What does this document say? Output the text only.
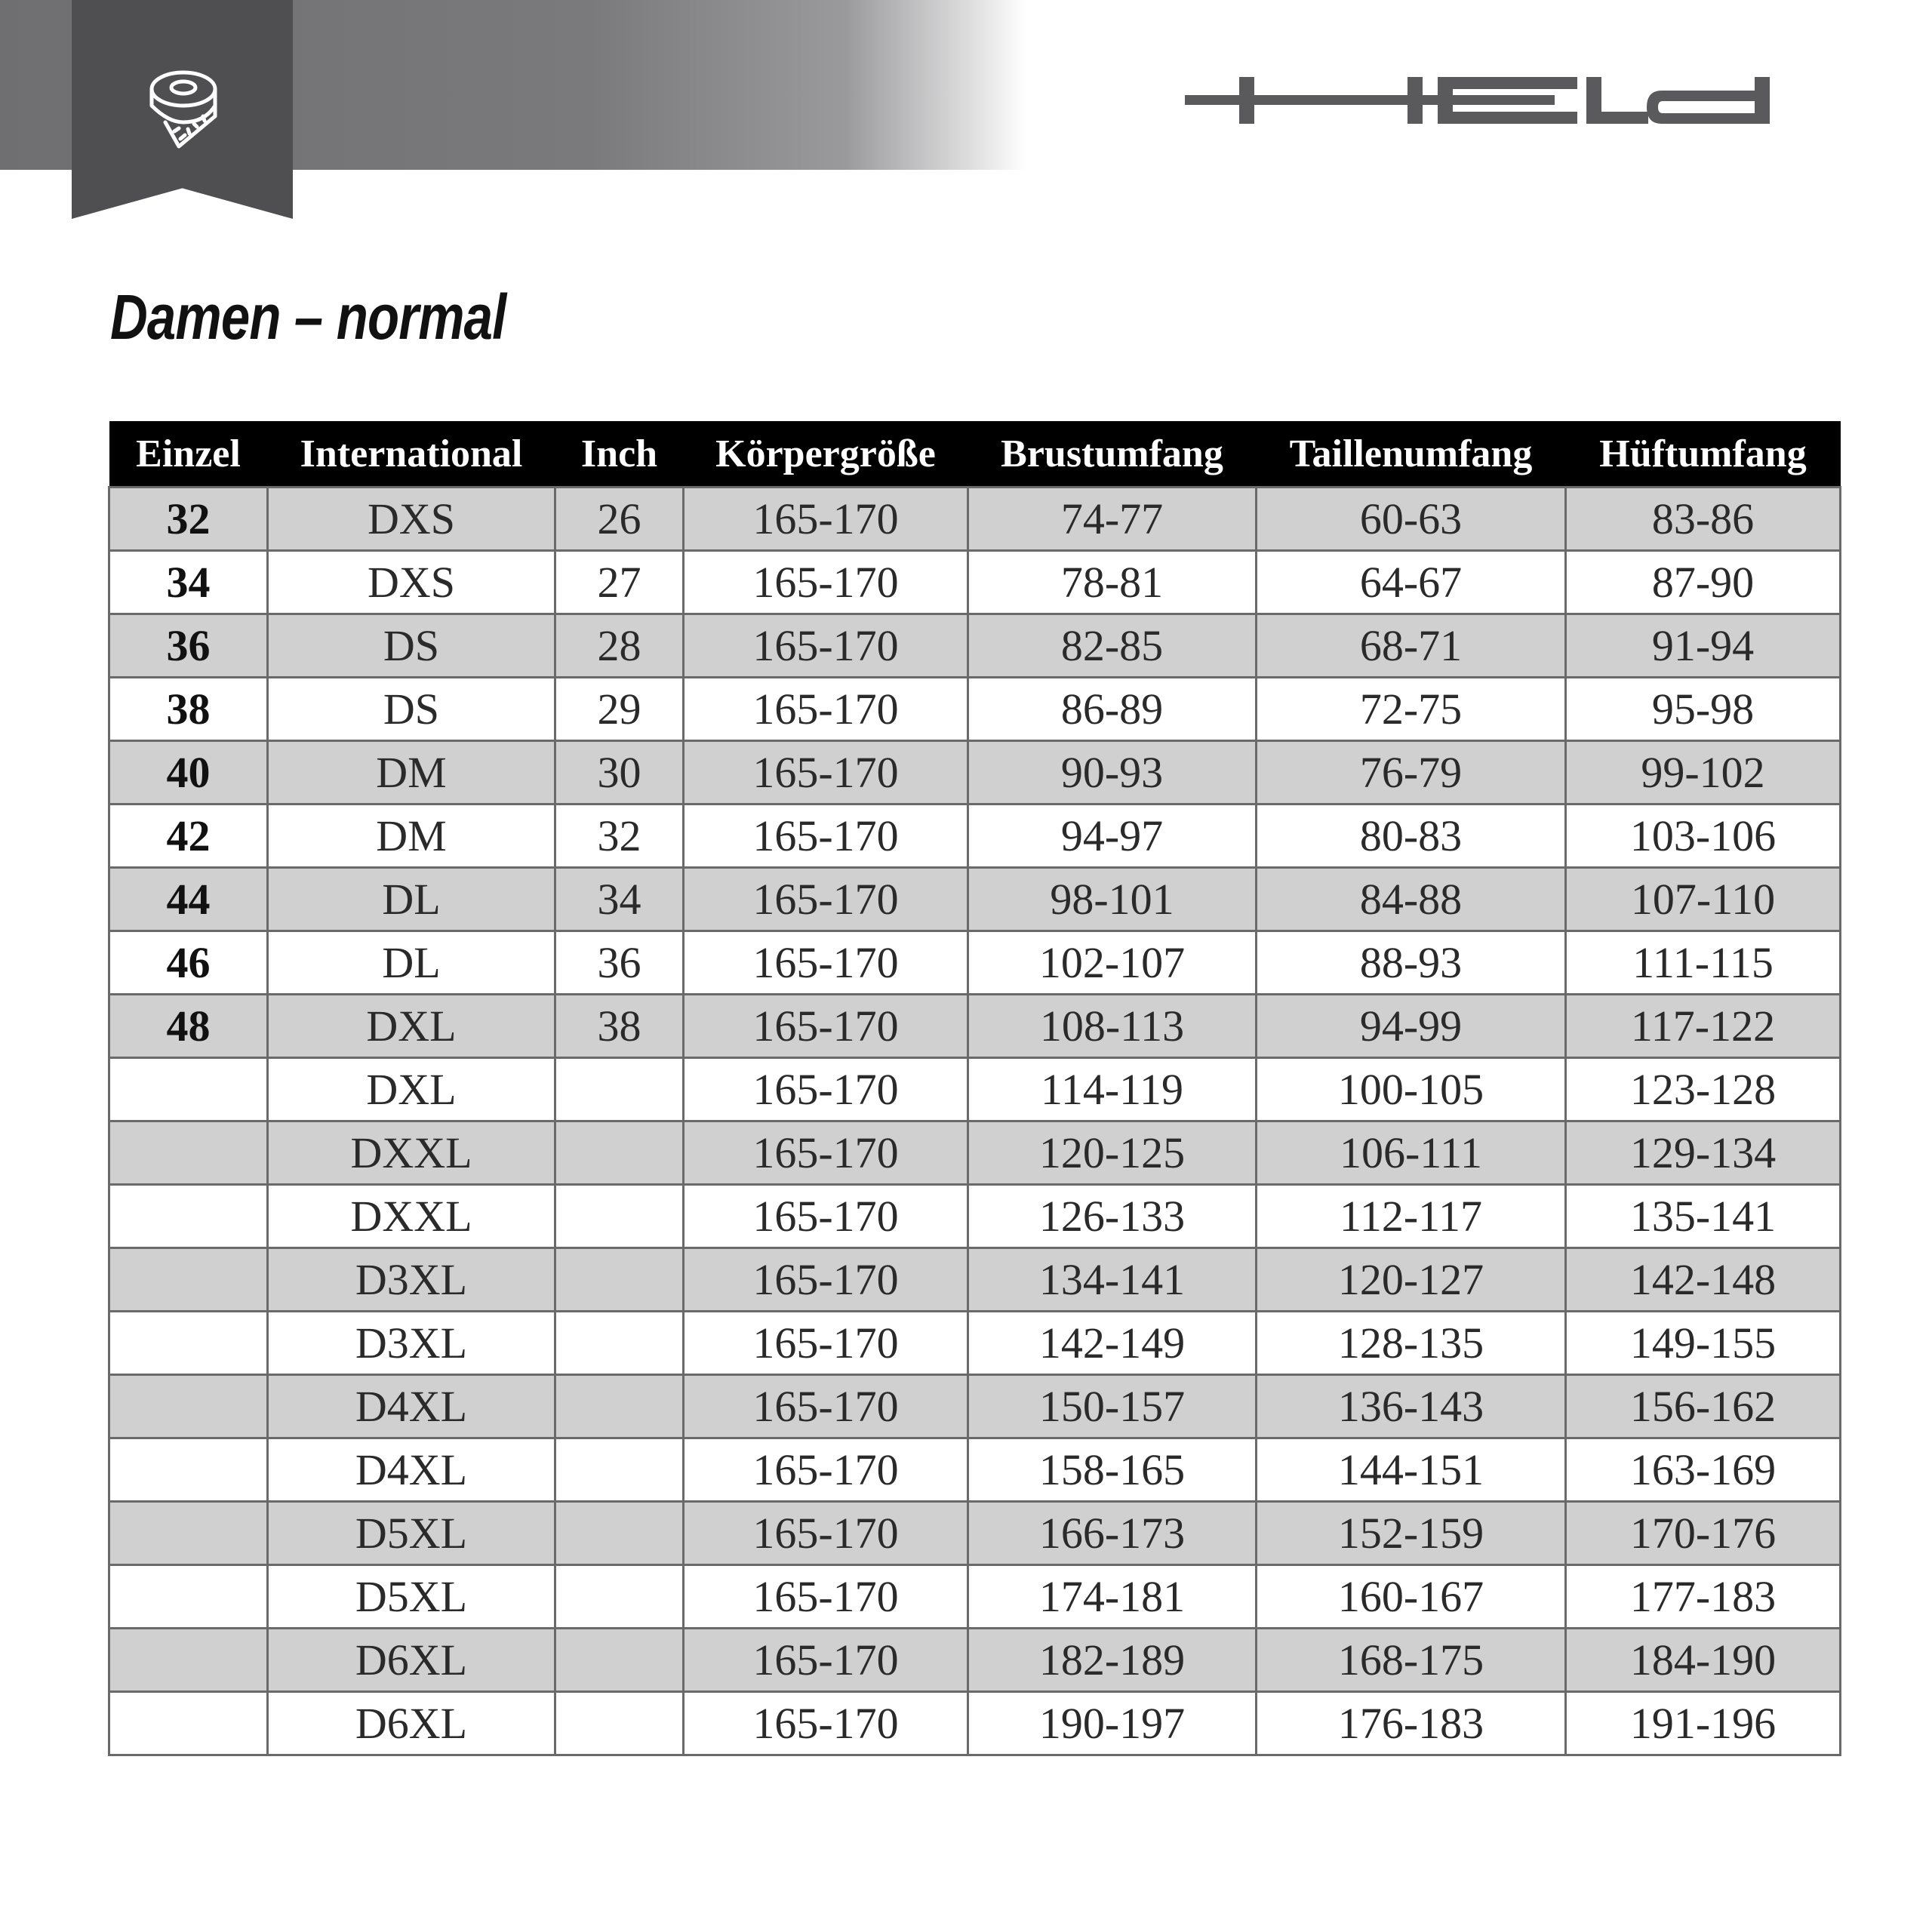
Damen – normal
Einzel	International	Inch	Körpergröße	Brustumfang	Taillenumfang	Hüftumfang
32	DXS	26	165-170	74-77	60-63	83-86
34	DXS	27	165-170	78-81	64-67	87-90
36	DS	28	165-170	82-85	68-71	91-94
38	DS	29	165-170	86-89	72-75	95-98
40	DM	30	165-170	90-93	76-79	99-102
42	DM	32	165-170	94-97	80-83	103-106
44	DL	34	165-170	98-101	84-88	107-110
46	DL	36	165-170	102-107	88-93	111-115
48	DXL	38	165-170	108-113	94-99	117-122
	DXL		165-170	114-119	100-105	123-128
	DXXL		165-170	120-125	106-111	129-134
	DXXL		165-170	126-133	112-117	135-141
	D3XL		165-170	134-141	120-127	142-148
	D3XL		165-170	142-149	128-135	149-155
	D4XL		165-170	150-157	136-143	156-162
	D4XL		165-170	158-165	144-151	163-169
	D5XL		165-170	166-173	152-159	170-176
	D5XL		165-170	174-181	160-167	177-183
	D6XL		165-170	182-189	168-175	184-190
	D6XL		165-170	190-197	176-183	191-196
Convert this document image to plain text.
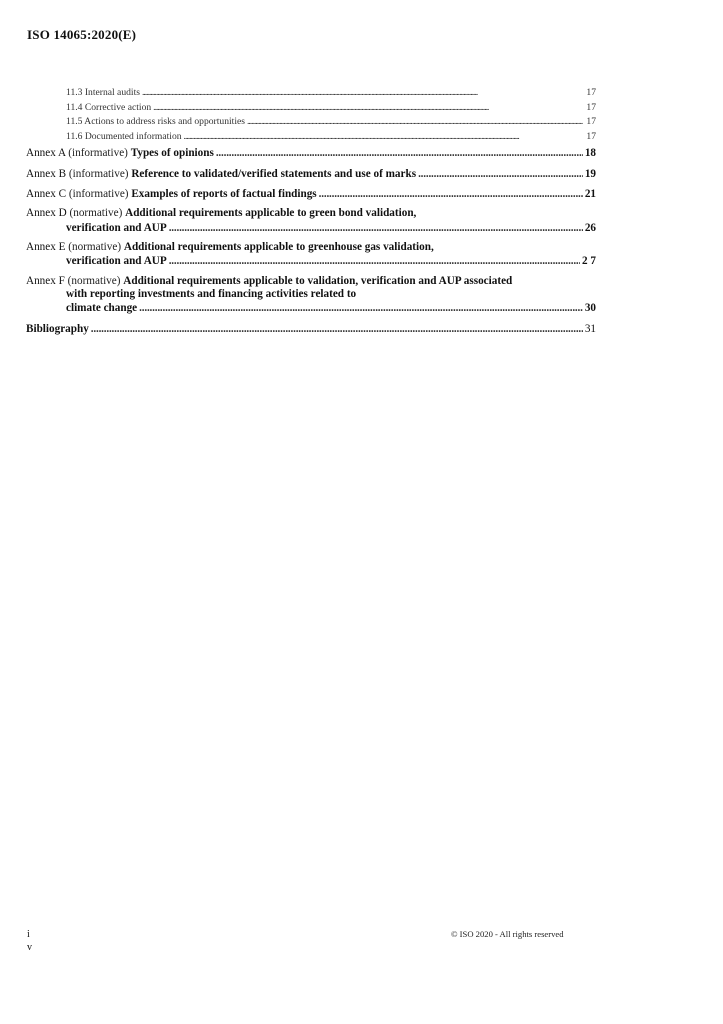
ISO 14065:2020(E)
11.3 Internal audits . . .	17
11.4 Corrective action . . .	17
11.5 Actions to address risks and opportunities . . .	17
11.6 Documented information . . .	17
Annex A (informative) Types of opinions . . .	18
Annex B (informative) Reference to validated/verified statements and use of marks . . .	19
Annex C (informative) Examples of reports of factual findings . . .	21
Annex D (normative) Additional requirements applicable to green bond validation,
verification and AUP . . .	26
Annex E (normative) Additional requirements applicable to greenhouse gas validation,
verification and AUP . . .	2 7
Annex F (normative) Additional requirements applicable to validation, verification and AUP associated
with reporting investments and financing activities related to
climate change . . .	30
Bibliography . . .	31
i
v
© ISO 2020 - All rights reserved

#### Task
In the entries above, identify every line with the string "informative".

#### Task output
Annex A (informative) Types of opinions . . .	18
Annex B (informative) Reference to validated/verified statements and use of marks . . .	19
Annex C (informative) Examples of reports of factual findings . . .	21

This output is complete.